## start Input rows

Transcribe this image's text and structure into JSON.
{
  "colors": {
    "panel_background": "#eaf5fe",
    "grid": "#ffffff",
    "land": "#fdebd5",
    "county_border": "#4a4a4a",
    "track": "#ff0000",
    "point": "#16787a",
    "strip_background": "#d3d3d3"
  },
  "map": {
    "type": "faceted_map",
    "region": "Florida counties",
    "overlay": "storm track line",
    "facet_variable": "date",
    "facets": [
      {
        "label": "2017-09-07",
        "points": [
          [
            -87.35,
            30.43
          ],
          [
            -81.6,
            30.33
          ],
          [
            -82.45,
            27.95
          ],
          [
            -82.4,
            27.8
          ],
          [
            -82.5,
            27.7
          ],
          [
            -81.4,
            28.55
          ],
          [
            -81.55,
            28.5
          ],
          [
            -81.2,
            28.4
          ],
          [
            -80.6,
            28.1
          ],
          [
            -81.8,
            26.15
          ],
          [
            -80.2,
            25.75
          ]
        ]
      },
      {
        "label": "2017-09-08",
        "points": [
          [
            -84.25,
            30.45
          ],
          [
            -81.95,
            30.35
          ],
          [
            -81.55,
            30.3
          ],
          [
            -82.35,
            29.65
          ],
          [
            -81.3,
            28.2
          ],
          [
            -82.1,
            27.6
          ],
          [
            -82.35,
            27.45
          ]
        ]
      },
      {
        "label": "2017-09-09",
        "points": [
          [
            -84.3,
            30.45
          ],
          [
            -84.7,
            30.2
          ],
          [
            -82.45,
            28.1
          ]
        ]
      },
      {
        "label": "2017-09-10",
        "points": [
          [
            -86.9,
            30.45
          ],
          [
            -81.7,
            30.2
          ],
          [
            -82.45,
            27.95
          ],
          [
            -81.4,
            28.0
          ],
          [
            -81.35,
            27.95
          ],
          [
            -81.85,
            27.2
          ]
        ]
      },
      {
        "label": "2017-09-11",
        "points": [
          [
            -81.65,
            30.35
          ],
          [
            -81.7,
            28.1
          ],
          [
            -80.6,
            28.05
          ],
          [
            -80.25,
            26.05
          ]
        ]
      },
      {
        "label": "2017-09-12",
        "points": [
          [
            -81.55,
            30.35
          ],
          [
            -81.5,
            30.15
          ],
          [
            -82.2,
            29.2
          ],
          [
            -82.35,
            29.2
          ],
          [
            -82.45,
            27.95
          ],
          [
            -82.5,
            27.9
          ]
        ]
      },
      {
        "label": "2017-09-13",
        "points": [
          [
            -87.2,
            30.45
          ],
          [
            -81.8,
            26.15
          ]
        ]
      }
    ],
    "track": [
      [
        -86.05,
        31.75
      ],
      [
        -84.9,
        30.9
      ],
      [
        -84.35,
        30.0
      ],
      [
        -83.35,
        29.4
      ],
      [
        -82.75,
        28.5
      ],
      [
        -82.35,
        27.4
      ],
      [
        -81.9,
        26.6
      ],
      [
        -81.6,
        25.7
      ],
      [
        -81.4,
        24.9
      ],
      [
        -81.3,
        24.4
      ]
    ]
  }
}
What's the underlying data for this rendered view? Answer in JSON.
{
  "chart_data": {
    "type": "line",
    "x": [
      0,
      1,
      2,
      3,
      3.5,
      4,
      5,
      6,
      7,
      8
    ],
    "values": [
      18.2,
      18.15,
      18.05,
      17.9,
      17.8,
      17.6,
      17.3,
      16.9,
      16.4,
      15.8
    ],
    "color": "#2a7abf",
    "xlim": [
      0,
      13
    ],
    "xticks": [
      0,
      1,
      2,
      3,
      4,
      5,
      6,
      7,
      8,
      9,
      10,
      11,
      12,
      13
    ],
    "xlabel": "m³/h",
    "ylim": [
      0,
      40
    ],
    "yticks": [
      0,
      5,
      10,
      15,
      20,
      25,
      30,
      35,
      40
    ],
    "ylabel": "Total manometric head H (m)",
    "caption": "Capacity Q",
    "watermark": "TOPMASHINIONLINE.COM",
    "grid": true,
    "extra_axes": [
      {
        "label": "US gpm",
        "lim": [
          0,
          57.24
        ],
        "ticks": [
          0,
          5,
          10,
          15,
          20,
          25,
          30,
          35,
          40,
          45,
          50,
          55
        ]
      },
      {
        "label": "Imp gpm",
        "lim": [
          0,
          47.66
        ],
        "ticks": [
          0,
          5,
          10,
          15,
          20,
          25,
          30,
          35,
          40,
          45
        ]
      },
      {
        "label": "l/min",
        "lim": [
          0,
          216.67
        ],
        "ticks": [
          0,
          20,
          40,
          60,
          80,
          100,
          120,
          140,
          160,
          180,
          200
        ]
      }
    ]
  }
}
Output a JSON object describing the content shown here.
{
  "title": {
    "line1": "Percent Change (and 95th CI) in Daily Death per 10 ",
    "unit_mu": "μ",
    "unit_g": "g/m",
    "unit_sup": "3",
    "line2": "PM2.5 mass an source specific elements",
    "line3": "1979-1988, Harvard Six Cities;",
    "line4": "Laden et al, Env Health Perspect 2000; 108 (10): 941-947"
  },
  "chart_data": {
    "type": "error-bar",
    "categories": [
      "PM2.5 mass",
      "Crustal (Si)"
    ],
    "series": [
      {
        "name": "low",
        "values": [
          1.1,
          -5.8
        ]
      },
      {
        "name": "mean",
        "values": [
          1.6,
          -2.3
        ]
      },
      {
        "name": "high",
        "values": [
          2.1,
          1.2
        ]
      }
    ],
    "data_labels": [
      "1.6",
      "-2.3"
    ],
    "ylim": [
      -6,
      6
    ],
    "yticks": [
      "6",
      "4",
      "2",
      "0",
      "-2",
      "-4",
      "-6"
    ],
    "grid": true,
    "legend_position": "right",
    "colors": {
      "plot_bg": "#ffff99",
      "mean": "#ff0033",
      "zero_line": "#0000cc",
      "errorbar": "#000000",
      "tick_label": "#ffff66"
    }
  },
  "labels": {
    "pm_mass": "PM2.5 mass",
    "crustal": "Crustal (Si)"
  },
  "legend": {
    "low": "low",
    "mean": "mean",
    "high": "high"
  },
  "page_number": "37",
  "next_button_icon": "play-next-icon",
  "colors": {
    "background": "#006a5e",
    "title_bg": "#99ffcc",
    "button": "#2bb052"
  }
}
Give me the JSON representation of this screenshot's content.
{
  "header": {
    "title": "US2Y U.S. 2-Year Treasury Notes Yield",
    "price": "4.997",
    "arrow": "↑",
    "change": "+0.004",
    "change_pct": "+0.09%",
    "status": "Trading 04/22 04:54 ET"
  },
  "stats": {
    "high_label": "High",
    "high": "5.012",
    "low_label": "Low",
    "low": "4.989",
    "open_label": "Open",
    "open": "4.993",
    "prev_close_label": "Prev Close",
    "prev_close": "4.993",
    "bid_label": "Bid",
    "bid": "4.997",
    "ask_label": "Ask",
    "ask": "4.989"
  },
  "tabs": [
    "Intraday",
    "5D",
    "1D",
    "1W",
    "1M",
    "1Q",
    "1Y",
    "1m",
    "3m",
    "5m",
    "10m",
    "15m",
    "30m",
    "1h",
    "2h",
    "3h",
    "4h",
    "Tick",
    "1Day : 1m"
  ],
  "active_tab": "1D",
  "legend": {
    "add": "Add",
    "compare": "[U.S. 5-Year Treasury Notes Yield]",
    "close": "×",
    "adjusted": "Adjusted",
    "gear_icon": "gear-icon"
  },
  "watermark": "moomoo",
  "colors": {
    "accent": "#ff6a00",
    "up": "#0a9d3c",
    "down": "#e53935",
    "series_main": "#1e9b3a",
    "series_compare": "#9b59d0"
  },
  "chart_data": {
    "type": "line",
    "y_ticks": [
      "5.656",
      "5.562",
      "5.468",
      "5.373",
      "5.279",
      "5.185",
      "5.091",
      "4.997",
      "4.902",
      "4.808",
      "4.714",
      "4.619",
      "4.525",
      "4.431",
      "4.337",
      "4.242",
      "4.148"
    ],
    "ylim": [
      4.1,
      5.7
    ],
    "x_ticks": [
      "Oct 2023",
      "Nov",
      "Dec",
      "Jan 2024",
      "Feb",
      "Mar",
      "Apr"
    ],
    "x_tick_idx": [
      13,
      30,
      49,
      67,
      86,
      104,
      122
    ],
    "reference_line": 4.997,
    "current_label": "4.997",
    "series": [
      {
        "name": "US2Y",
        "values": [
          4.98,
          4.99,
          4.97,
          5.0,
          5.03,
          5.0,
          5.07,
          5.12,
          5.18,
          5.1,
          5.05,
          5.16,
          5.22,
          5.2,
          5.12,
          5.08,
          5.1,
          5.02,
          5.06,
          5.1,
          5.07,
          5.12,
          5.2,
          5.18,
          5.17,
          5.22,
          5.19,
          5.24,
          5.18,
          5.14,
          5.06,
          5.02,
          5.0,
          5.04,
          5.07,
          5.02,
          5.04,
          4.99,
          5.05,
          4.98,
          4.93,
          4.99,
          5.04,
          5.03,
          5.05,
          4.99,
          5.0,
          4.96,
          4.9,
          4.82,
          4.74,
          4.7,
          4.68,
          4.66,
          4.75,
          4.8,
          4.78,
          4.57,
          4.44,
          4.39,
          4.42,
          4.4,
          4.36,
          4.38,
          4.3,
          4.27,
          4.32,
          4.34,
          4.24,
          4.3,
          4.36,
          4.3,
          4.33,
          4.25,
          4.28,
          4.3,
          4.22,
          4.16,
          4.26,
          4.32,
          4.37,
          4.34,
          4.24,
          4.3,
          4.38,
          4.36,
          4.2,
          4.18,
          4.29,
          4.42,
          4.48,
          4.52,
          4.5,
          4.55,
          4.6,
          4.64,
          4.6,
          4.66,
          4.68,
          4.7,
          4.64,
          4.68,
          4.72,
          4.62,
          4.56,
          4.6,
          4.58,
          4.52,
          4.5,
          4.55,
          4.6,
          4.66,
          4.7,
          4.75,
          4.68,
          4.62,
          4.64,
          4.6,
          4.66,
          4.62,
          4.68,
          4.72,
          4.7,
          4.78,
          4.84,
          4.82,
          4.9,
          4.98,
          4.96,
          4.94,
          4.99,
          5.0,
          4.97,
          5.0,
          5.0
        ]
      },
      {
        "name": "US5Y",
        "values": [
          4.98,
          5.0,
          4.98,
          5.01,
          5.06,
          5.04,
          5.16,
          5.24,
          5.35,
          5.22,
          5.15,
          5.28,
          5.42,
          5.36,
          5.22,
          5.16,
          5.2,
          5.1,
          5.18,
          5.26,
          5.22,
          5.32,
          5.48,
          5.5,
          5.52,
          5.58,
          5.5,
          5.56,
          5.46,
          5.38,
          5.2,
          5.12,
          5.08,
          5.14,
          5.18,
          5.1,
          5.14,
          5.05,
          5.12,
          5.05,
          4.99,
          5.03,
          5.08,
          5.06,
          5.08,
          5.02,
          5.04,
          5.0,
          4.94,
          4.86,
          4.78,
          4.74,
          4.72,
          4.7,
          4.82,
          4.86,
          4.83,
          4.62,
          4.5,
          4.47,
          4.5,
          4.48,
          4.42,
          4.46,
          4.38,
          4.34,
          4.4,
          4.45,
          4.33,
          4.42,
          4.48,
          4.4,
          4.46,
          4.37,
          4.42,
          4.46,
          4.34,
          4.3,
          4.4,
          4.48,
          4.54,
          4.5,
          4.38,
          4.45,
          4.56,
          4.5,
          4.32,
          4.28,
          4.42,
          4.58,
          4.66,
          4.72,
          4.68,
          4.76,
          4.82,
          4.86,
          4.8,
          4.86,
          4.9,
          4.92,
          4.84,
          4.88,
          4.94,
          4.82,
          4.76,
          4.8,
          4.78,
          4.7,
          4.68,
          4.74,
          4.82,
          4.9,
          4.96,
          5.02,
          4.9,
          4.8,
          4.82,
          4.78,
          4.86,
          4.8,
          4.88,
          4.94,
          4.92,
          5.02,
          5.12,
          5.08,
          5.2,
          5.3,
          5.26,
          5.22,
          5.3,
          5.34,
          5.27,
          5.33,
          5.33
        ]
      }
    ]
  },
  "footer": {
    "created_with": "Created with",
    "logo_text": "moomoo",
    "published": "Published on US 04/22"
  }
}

## end Input rows

■ Given task
In the records above, find each line that holds the word "watermark"; copy all such lines.

■ Solution to the exercise
    "watermark": "TOPMASHINIONLINE.COM",
  "watermark": "moomoo",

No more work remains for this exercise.